[Saved data entries]
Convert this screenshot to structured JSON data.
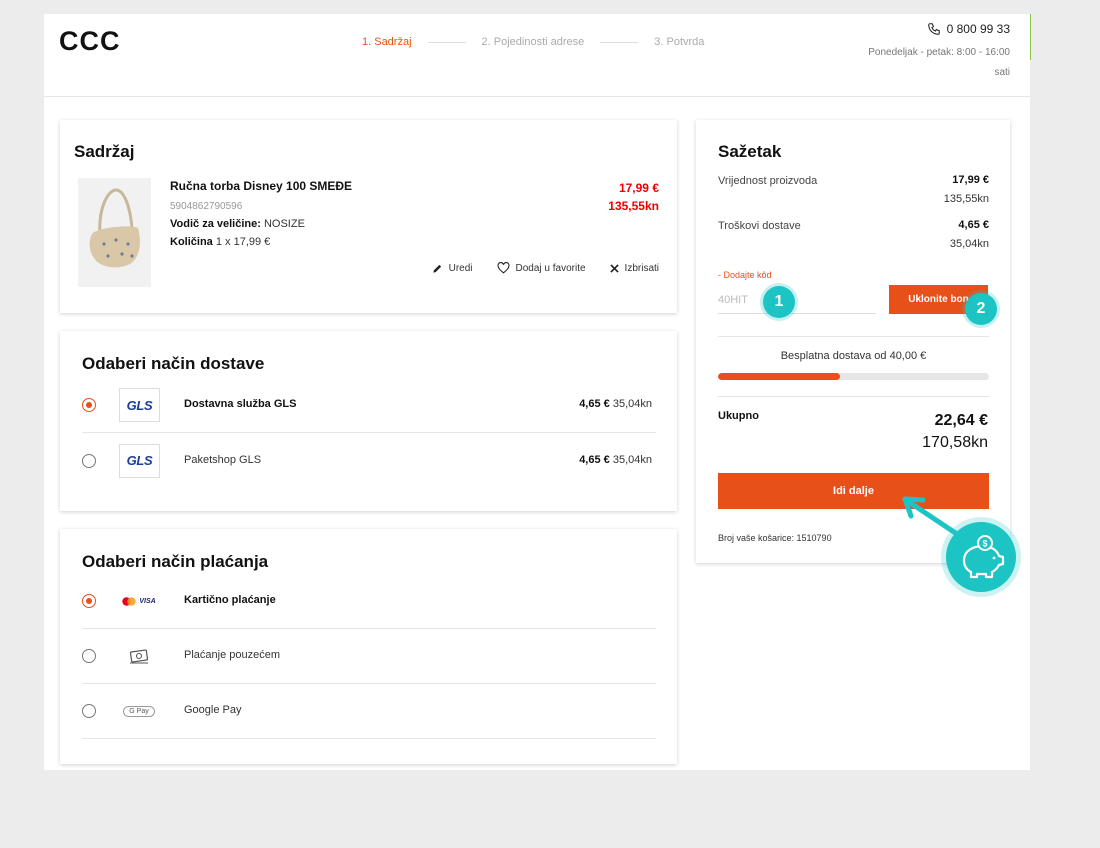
{
  "header": {
    "logo": "CCC",
    "steps": [
      "1. Sadržaj",
      "2. Pojedinosti adrese",
      "3. Potvrda"
    ],
    "phone": "0 800 99 33",
    "hours": "Ponedeljak - petak: 8:00 - 16:00 sati"
  },
  "content": {
    "title": "Sadržaj",
    "product": {
      "name": "Ručna torba Disney 100 SMEĐE",
      "sku": "5904862790596",
      "size_label": "Vodič za veličine:",
      "size_value": "NOSIZE",
      "qty_label": "Količina",
      "qty_value": "1 x 17,99 €",
      "price_eur": "17,99 €",
      "price_kn": "135,55kn"
    },
    "actions": {
      "edit": "Uredi",
      "favorite": "Dodaj u favorite",
      "delete": "Izbrisati"
    }
  },
  "delivery": {
    "title": "Odaberi način dostave",
    "options": [
      {
        "name": "Dostavna služba GLS",
        "price_eur": "4,65 €",
        "price_kn": "35,04kn",
        "selected": true,
        "logo": "GLS"
      },
      {
        "name": "Paketshop GLS",
        "price_eur": "4,65 €",
        "price_kn": "35,04kn",
        "selected": false,
        "logo": "GLS"
      }
    ]
  },
  "payment": {
    "title": "Odaberi način plaćanja",
    "options": [
      {
        "name": "Kartično plaćanje",
        "selected": true,
        "icon": "mastercard-visa-icon",
        "icon_text": "VISA"
      },
      {
        "name": "Plaćanje pouzećem",
        "selected": false,
        "icon": "cash-icon"
      },
      {
        "name": "Google Pay",
        "selected": false,
        "icon": "google-pay-icon",
        "icon_text": "G Pay"
      }
    ]
  },
  "summary": {
    "title": "Sažetak",
    "product_value_label": "Vrijednost proizvoda",
    "product_value_eur": "17,99 €",
    "product_value_kn": "135,55kn",
    "shipping_label": "Troškovi dostave",
    "shipping_eur": "4,65 €",
    "shipping_kn": "35,04kn",
    "code_label": "- Dodajte kôd",
    "code_value": "40HIT",
    "remove_button": "Uklonite bon",
    "free_shipping_text": "Besplatna dostava od 40,00 €",
    "free_shipping_progress": 0.45,
    "total_label": "Ukupno",
    "total_eur": "22,64 €",
    "total_kn": "170,58kn",
    "next_button": "Idi dalje",
    "cart_number": "Broj vaše košarice: 1510790"
  },
  "overlays": {
    "badge_1": "1",
    "badge_2": "2",
    "accent_color": "#1cc4c4"
  },
  "colors": {
    "brand": "#e8501a",
    "price_red": "#e00000"
  }
}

• Task prompt: Your copy of the data should match it exactly, except that pictures are left out.

• Correct output:
Convert this screenshot to structured JSON data.
{
  "header": {
    "logo": "CCC",
    "steps": [
      "1. Sadržaj",
      "2. Pojedinosti adrese",
      "3. Potvrda"
    ],
    "phone": "0 800 99 33",
    "hours": "Ponedeljak - petak: 8:00 - 16:00 sati"
  },
  "content": {
    "title": "Sadržaj",
    "product": {
      "name": "Ručna torba Disney 100 SMEĐE",
      "sku": "5904862790596",
      "size_label": "Vodič za veličine:",
      "size_value": "NOSIZE",
      "qty_label": "Količina",
      "qty_value": "1 x 17,99 €",
      "price_eur": "17,99 €",
      "price_kn": "135,55kn"
    },
    "actions": {
      "edit": "Uredi",
      "favorite": "Dodaj u favorite",
      "delete": "Izbrisati"
    }
  },
  "delivery": {
    "title": "Odaberi način dostave",
    "options": [
      {
        "name": "Dostavna služba GLS",
        "price_eur": "4,65 €",
        "price_kn": "35,04kn",
        "selected": true,
        "logo": "GLS"
      },
      {
        "name": "Paketshop GLS",
        "price_eur": "4,65 €",
        "price_kn": "35,04kn",
        "selected": false,
        "logo": "GLS"
      }
    ]
  },
  "payment": {
    "title": "Odaberi način plaćanja",
    "options": [
      {
        "name": "Kartično plaćanje",
        "selected": true,
        "icon": "mastercard-visa-icon",
        "icon_text": "VISA"
      },
      {
        "name": "Plaćanje pouzećem",
        "selected": false,
        "icon": "cash-icon"
      },
      {
        "name": "Google Pay",
        "selected": false,
        "icon": "google-pay-icon",
        "icon_text": "G Pay"
      }
    ]
  },
  "summary": {
    "title": "Sažetak",
    "product_value_label": "Vrijednost proizvoda",
    "product_value_eur": "17,99 €",
    "product_value_kn": "135,55kn",
    "shipping_label": "Troškovi dostave",
    "shipping_eur": "4,65 €",
    "shipping_kn": "35,04kn",
    "code_label": "- Dodajte kôd",
    "code_value": "40HIT",
    "remove_button": "Uklonite bon",
    "free_shipping_text": "Besplatna dostava od 40,00 €",
    "free_shipping_progress": 0.45,
    "total_label": "Ukupno",
    "total_eur": "22,64 €",
    "total_kn": "170,58kn",
    "next_button": "Idi dalje",
    "cart_number": "Broj vaše košarice: 1510790"
  },
  "overlays": {
    "badge_1": "1",
    "badge_2": "2",
    "accent_color": "#1cc4c4"
  },
  "colors": {
    "brand": "#e8501a",
    "price_red": "#e00000"
  }
}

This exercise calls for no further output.